* **RECORDS SHOWN**:

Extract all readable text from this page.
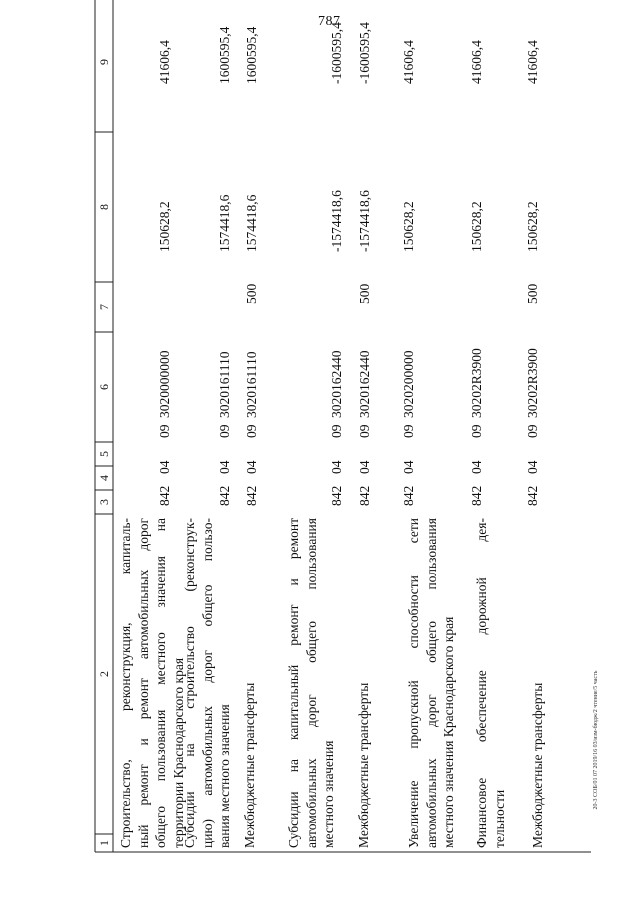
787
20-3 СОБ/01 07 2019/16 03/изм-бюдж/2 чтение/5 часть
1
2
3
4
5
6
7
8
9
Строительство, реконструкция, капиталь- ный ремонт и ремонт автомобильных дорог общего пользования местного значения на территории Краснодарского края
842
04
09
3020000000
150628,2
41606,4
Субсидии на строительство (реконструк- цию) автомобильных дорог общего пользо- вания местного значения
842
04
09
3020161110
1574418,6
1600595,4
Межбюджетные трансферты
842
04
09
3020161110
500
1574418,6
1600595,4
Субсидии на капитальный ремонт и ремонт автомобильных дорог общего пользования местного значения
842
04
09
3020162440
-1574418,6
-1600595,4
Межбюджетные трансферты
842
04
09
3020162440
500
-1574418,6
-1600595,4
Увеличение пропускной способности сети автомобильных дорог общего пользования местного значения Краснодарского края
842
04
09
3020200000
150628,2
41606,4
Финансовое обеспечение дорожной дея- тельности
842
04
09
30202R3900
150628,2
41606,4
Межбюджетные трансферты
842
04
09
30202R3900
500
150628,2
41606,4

...

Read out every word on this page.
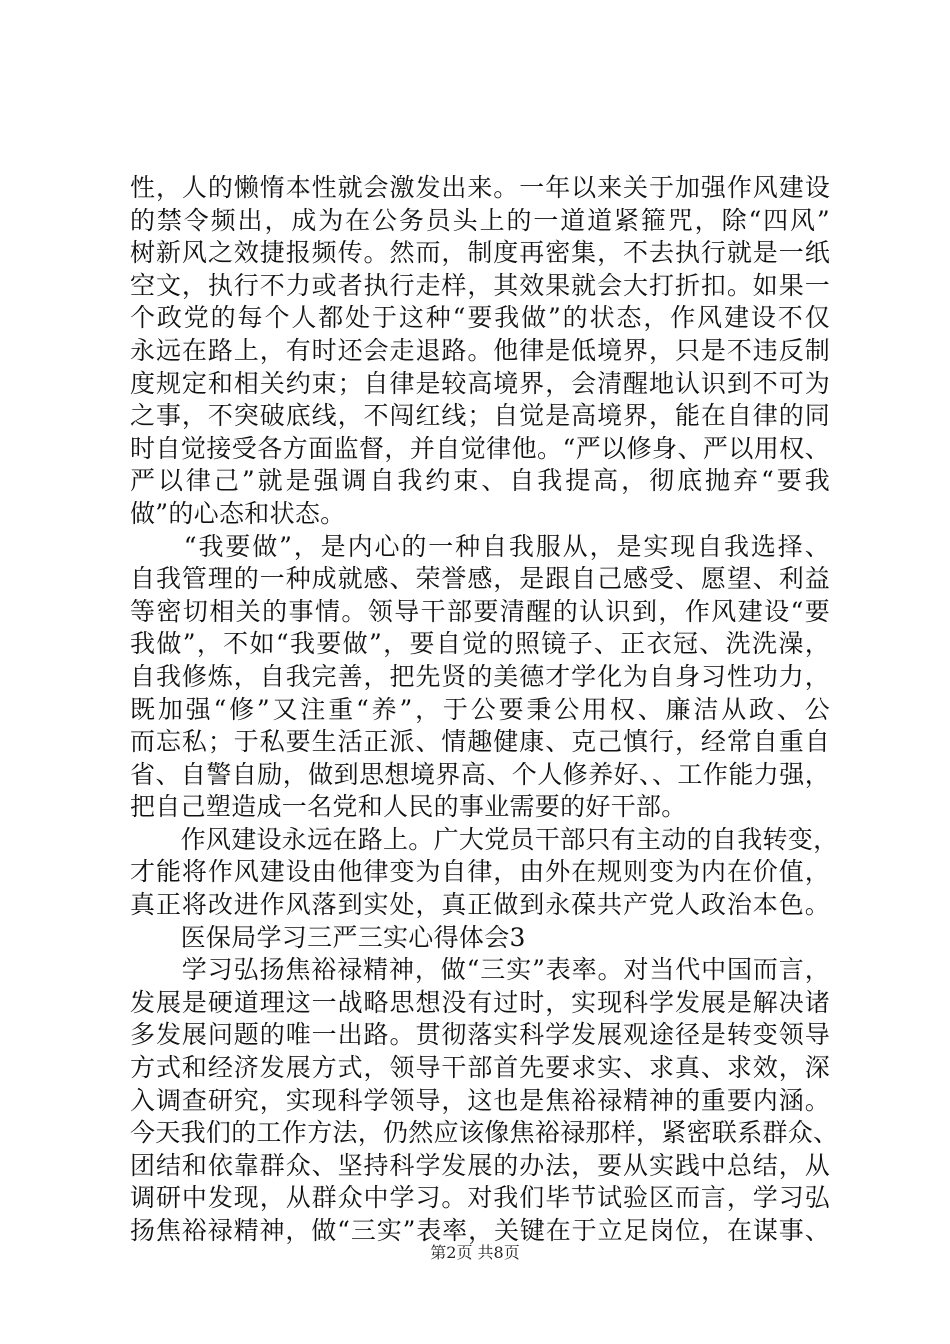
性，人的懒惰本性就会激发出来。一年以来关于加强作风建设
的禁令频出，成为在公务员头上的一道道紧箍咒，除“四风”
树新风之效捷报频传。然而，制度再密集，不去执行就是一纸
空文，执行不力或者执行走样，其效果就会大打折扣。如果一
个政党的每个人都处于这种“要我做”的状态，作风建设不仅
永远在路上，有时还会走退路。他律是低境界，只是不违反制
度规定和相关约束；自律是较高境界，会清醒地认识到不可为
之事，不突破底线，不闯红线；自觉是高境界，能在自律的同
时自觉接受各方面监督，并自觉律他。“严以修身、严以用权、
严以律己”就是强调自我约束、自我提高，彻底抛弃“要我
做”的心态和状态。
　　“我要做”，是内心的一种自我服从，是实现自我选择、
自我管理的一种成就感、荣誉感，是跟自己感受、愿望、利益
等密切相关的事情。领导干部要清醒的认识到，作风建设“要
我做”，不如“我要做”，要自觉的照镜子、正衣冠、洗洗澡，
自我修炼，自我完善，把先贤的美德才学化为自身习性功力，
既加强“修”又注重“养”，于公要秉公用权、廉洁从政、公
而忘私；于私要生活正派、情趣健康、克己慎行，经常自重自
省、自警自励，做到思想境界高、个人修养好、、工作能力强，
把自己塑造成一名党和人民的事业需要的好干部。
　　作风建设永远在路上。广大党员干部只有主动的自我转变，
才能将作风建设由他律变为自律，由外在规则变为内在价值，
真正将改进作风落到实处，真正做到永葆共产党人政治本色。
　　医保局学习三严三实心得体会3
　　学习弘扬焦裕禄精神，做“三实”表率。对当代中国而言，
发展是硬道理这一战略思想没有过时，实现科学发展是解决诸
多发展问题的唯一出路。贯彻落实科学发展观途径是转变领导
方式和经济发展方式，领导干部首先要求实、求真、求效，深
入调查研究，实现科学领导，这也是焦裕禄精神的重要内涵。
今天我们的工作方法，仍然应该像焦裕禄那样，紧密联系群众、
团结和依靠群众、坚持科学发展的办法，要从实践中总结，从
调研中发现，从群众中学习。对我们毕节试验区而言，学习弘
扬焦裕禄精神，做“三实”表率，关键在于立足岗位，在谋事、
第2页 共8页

---

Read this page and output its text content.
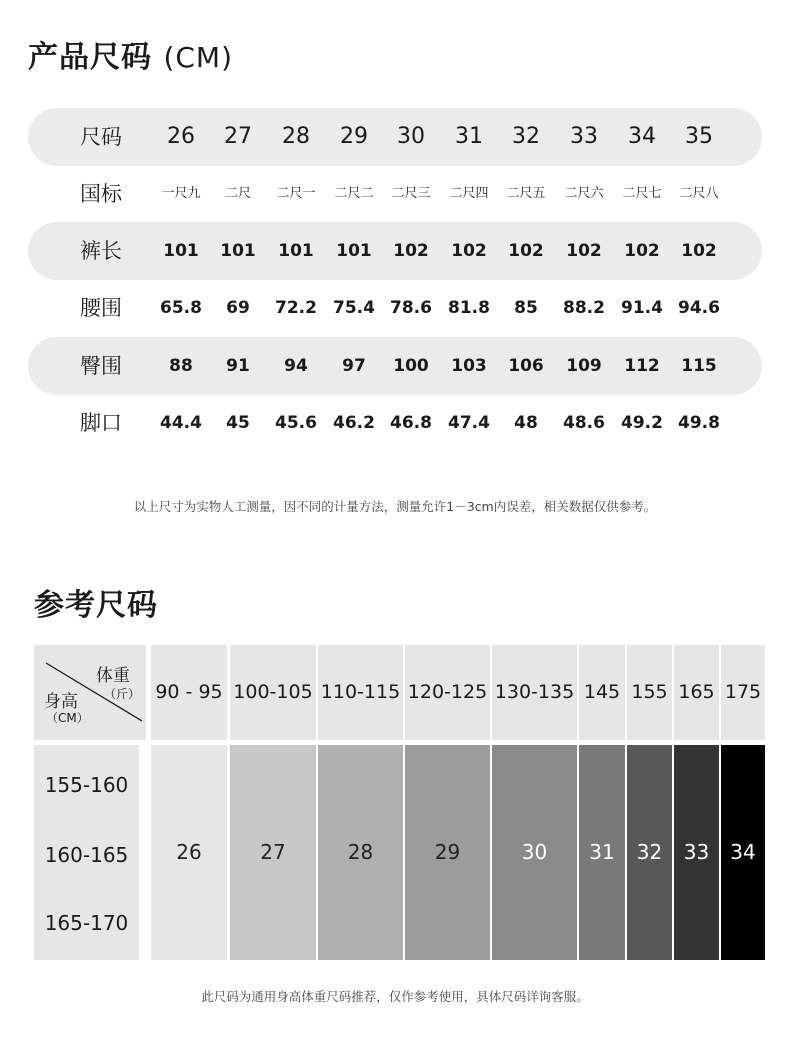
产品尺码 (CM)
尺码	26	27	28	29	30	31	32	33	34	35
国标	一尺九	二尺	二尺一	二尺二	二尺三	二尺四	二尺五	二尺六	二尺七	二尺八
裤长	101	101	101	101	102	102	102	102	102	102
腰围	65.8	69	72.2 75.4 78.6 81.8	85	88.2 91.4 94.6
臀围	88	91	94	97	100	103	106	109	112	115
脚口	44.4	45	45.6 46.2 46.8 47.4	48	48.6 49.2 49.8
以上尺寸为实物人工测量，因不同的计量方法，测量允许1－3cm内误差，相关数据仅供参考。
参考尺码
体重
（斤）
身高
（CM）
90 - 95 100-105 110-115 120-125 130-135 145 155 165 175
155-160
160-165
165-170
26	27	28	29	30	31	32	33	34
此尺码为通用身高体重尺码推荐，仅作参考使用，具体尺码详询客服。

* **WRITTEN EXERCISE**:
Show every line in the entries where the string "значения" occurs.

* **RESPONSE**:
Строительство, реконструкция, капиталь- ный ремонт и ремонт автомобильных дорог общего пользования местного значения на территории Краснодарского края
Субсидии на строительство (реконструк- цию) автомобильных дорог общего пользо- вания местного значения
Субсидии на капитальный ремонт и ремонт автомобильных дорог общего пользования местного значения
Увеличение пропускной способности сети автомобильных дорог общего пользования местного значения Краснодарского края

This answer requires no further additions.